[A block of data]
— Start —

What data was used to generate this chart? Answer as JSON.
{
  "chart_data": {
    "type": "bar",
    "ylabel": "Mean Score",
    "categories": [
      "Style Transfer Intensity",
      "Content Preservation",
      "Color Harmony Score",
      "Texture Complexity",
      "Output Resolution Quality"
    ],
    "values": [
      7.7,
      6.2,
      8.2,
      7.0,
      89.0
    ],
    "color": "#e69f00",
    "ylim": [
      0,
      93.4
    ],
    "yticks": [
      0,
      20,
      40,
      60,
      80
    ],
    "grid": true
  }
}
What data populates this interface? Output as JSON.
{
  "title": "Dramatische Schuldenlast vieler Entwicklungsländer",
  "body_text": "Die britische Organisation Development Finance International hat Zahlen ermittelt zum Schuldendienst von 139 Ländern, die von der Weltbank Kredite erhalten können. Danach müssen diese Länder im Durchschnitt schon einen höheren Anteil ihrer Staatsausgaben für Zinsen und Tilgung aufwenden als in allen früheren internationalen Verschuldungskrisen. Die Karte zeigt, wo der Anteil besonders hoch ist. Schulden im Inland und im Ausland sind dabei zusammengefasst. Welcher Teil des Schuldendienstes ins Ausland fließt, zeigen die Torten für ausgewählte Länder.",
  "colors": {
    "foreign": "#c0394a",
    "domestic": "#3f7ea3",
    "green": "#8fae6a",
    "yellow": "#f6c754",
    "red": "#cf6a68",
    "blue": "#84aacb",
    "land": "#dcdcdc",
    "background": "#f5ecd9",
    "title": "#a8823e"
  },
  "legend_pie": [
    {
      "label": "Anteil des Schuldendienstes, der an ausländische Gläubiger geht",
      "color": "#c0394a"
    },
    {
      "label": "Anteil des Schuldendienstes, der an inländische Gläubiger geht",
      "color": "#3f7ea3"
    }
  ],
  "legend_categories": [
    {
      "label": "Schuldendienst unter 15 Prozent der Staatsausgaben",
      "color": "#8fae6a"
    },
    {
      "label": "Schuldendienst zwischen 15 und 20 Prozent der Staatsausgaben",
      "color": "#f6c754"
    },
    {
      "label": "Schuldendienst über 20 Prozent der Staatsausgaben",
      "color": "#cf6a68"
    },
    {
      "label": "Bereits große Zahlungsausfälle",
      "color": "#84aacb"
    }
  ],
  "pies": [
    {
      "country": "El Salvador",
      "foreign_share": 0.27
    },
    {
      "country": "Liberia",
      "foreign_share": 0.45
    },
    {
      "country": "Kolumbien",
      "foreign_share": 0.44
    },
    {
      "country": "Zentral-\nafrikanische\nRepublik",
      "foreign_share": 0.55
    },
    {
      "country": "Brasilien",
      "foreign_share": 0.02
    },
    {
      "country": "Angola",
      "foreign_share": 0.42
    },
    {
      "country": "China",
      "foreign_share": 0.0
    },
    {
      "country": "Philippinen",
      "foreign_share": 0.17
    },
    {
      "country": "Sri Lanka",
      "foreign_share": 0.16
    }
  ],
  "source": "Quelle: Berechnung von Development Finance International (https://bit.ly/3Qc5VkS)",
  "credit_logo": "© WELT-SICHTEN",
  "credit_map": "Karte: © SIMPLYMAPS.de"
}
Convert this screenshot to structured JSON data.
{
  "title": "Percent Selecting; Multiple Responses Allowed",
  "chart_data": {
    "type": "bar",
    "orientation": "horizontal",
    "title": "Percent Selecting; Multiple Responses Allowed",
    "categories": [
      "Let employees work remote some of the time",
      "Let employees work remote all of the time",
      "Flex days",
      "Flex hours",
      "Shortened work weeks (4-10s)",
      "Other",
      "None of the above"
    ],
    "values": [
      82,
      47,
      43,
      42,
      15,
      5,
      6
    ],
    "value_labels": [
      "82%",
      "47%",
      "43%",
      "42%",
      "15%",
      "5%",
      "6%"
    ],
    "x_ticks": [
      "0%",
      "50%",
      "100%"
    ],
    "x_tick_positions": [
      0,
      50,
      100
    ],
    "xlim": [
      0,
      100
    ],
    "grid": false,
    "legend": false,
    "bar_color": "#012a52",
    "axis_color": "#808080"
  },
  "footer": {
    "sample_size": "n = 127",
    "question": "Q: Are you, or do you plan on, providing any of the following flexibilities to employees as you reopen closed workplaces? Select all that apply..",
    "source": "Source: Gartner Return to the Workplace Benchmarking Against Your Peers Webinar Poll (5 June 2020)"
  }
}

— End —

- **Given problem**:
Give the number of lines in the entries that hold the word "source", and nothing else.

- **Output of the exercise**:
2